+++ Data rows +++
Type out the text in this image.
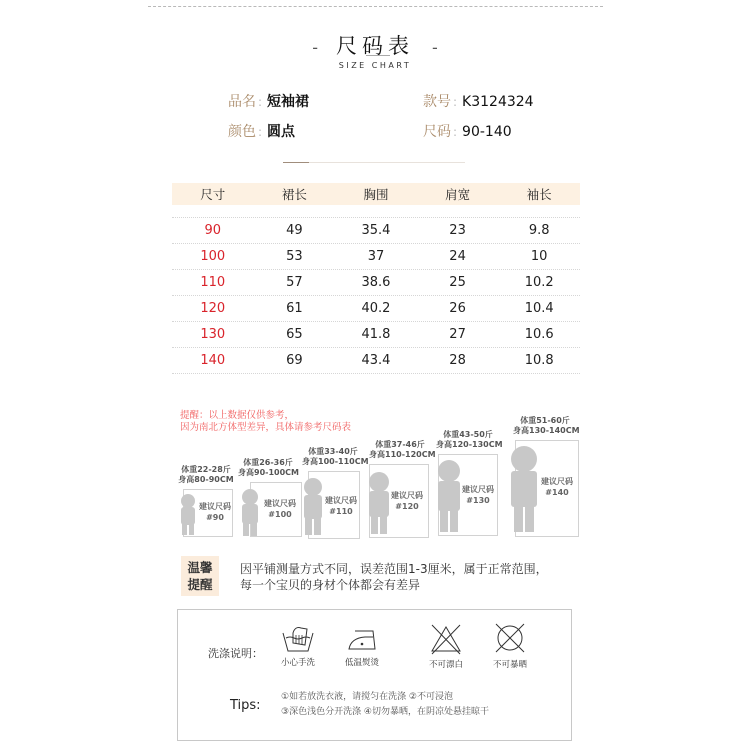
- 尺码表 -
SIZE CHART
品名 : 短袖裙	款号 : K3124324
颜色 : 圆点	尺码 : 90-140
尺寸	裙长	胸围	肩宽	袖长
90	49	35.4	23	9.8
100	53	37	24	10
110	57	38.6	25	10.2
120	61	40.2	26	10.4
130	65	41.8	27	10.6
140	69	43.4	28	10.8
提醒：以上数据仅供参考，
因为南北方体型差异，具体请参考尺码表
体重22-28斤
身高80-90CM
建议尺码
#90
体重26-36斤
身高90-100CM
建议尺码
#100
体重33-40斤
身高100-110CM
建议尺码
#110
体重37-46斤
身高110-120CM
建议尺码
#120
体重43-50斤
身高120-130CM
建议尺码
#130
体重51-60斤
身高130-140CM
建议尺码
#140
温馨
提醒
因平铺测量方式不同，误差范围1-3厘米，属于正常范围，
每一个宝贝的身材个体都会有差异
洗涤说明：
小心手洗	低温熨烫	不可漂白	不可暴晒
Tips:
①如若放洗衣液，请搅匀在洗涤 ②不可浸泡
③深色浅色分开洗涤 ④切勿暴晒，在阴凉处悬挂晾干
+++
Each entry gets copied exactly; the pictures stay out.

Type out the text in this image.
- 尺码表 -
SIZE CHART
品名 : 短袖裙	款号 : K3124324
颜色 : 圆点	尺码 : 90-140
尺寸	裙长	胸围	肩宽	袖长
90	49	35.4	23	9.8
100	53	37	24	10
110	57	38.6	25	10.2
120	61	40.2	26	10.4
130	65	41.8	27	10.6
140	69	43.4	28	10.8
提醒：以上数据仅供参考，
因为南北方体型差异，具体请参考尺码表
体重22-28斤
身高80-90CM
建议尺码
#90
体重26-36斤
身高90-100CM
建议尺码
#100
体重33-40斤
身高100-110CM
建议尺码
#110
体重37-46斤
身高110-120CM
建议尺码
#120
体重43-50斤
身高120-130CM
建议尺码
#130
体重51-60斤
身高130-140CM
建议尺码
#140
温馨
提醒
因平铺测量方式不同，误差范围1-3厘米，属于正常范围，
每一个宝贝的身材个体都会有差异
洗涤说明：
小心手洗	低温熨烫	不可漂白	不可暴晒
Tips:
①如若放洗衣液，请搅匀在洗涤 ②不可浸泡
③深色浅色分开洗涤 ④切勿暴晒，在阴凉处悬挂晾干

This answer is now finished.